* Problem requirements
Write the listing out again, all of it, word for word.

* Input rows
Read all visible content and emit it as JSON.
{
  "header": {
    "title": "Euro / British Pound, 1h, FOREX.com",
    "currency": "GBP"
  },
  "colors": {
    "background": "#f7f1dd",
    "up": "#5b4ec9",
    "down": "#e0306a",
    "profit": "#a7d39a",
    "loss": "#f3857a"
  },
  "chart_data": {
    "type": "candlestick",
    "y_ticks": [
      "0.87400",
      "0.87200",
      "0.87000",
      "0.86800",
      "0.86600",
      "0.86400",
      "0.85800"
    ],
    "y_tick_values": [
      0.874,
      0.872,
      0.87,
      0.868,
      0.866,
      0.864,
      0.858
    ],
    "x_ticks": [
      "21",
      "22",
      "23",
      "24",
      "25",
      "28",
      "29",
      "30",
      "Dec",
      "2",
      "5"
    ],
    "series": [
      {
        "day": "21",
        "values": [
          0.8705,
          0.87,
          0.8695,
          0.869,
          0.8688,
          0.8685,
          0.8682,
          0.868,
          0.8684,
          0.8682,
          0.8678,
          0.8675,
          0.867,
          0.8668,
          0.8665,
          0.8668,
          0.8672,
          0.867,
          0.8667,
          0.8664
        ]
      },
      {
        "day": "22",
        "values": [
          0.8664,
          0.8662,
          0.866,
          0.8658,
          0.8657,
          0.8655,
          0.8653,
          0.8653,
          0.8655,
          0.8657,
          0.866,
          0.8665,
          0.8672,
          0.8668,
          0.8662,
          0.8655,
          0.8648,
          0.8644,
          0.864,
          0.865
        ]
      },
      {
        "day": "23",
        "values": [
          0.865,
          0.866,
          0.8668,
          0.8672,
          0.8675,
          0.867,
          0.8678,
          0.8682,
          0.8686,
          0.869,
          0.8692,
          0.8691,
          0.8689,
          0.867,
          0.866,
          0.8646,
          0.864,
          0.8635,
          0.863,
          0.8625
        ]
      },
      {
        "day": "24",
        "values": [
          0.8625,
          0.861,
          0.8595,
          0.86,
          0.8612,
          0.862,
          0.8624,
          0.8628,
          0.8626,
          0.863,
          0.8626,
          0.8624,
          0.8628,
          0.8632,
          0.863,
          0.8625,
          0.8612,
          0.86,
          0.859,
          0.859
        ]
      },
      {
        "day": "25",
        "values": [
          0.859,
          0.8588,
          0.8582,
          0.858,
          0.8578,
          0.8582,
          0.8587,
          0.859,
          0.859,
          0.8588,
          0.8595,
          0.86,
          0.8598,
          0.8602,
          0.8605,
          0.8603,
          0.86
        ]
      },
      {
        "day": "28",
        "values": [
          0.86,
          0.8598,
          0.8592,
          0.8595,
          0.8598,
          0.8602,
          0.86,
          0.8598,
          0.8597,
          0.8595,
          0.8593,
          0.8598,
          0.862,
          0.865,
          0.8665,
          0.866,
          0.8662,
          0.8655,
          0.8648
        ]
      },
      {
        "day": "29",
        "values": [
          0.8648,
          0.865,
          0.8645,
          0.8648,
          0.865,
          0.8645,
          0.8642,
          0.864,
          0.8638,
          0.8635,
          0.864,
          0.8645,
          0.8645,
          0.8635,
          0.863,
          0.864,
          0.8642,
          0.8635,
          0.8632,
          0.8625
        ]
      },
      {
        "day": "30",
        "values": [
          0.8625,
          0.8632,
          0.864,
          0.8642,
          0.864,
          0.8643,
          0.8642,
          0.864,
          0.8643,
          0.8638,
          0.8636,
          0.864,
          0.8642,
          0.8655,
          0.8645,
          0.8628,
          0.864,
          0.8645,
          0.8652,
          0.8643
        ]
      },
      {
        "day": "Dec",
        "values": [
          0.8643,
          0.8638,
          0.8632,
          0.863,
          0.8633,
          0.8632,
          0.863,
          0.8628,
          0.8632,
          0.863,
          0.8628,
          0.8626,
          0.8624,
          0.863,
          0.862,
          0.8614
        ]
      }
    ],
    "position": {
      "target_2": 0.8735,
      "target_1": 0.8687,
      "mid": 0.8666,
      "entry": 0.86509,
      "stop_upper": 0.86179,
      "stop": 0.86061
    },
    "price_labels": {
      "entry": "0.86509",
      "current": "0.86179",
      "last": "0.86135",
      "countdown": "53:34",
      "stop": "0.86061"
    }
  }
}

* Completed exercise
Read all visible content and emit it as JSON.
{
  "header": {
    "title": "Euro / British Pound, 1h, FOREX.com",
    "currency": "GBP"
  },
  "colors": {
    "background": "#f7f1dd",
    "up": "#5b4ec9",
    "down": "#e0306a",
    "profit": "#a7d39a",
    "loss": "#f3857a"
  },
  "chart_data": {
    "type": "candlestick",
    "y_ticks": [
      "0.87400",
      "0.87200",
      "0.87000",
      "0.86800",
      "0.86600",
      "0.86400",
      "0.85800"
    ],
    "y_tick_values": [
      0.874,
      0.872,
      0.87,
      0.868,
      0.866,
      0.864,
      0.858
    ],
    "x_ticks": [
      "21",
      "22",
      "23",
      "24",
      "25",
      "28",
      "29",
      "30",
      "Dec",
      "2",
      "5"
    ],
    "series": [
      {
        "day": "21",
        "values": [
          0.8705,
          0.87,
          0.8695,
          0.869,
          0.8688,
          0.8685,
          0.8682,
          0.868,
          0.8684,
          0.8682,
          0.8678,
          0.8675,
          0.867,
          0.8668,
          0.8665,
          0.8668,
          0.8672,
          0.867,
          0.8667,
          0.8664
        ]
      },
      {
        "day": "22",
        "values": [
          0.8664,
          0.8662,
          0.866,
          0.8658,
          0.8657,
          0.8655,
          0.8653,
          0.8653,
          0.8655,
          0.8657,
          0.866,
          0.8665,
          0.8672,
          0.8668,
          0.8662,
          0.8655,
          0.8648,
          0.8644,
          0.864,
          0.865
        ]
      },
      {
        "day": "23",
        "values": [
          0.865,
          0.866,
          0.8668,
          0.8672,
          0.8675,
          0.867,
          0.8678,
          0.8682,
          0.8686,
          0.869,
          0.8692,
          0.8691,
          0.8689,
          0.867,
          0.866,
          0.8646,
          0.864,
          0.8635,
          0.863,
          0.8625
        ]
      },
      {
        "day": "24",
        "values": [
          0.8625,
          0.861,
          0.8595,
          0.86,
          0.8612,
          0.862,
          0.8624,
          0.8628,
          0.8626,
          0.863,
          0.8626,
          0.8624,
          0.8628,
          0.8632,
          0.863,
          0.8625,
          0.8612,
          0.86,
          0.859,
          0.859
        ]
      },
      {
        "day": "25",
        "values": [
          0.859,
          0.8588,
          0.8582,
          0.858,
          0.8578,
          0.8582,
          0.8587,
          0.859,
          0.859,
          0.8588,
          0.8595,
          0.86,
          0.8598,
          0.8602,
          0.8605,
          0.8603,
          0.86
        ]
      },
      {
        "day": "28",
        "values": [
          0.86,
          0.8598,
          0.8592,
          0.8595,
          0.8598,
          0.8602,
          0.86,
          0.8598,
          0.8597,
          0.8595,
          0.8593,
          0.8598,
          0.862,
          0.865,
          0.8665,
          0.866,
          0.8662,
          0.8655,
          0.8648
        ]
      },
      {
        "day": "29",
        "values": [
          0.8648,
          0.865,
          0.8645,
          0.8648,
          0.865,
          0.8645,
          0.8642,
          0.864,
          0.8638,
          0.8635,
          0.864,
          0.8645,
          0.8645,
          0.8635,
          0.863,
          0.864,
          0.8642,
          0.8635,
          0.8632,
          0.8625
        ]
      },
      {
        "day": "30",
        "values": [
          0.8625,
          0.8632,
          0.864,
          0.8642,
          0.864,
          0.8643,
          0.8642,
          0.864,
          0.8643,
          0.8638,
          0.8636,
          0.864,
          0.8642,
          0.8655,
          0.8645,
          0.8628,
          0.864,
          0.8645,
          0.8652,
          0.8643
        ]
      },
      {
        "day": "Dec",
        "values": [
          0.8643,
          0.8638,
          0.8632,
          0.863,
          0.8633,
          0.8632,
          0.863,
          0.8628,
          0.8632,
          0.863,
          0.8628,
          0.8626,
          0.8624,
          0.863,
          0.862,
          0.8614
        ]
      }
    ],
    "position": {
      "target_2": 0.8735,
      "target_1": 0.8687,
      "mid": 0.8666,
      "entry": 0.86509,
      "stop_upper": 0.86179,
      "stop": 0.86061
    },
    "price_labels": {
      "entry": "0.86509",
      "current": "0.86179",
      "last": "0.86135",
      "countdown": "53:34",
      "stop": "0.86061"
    }
  }
}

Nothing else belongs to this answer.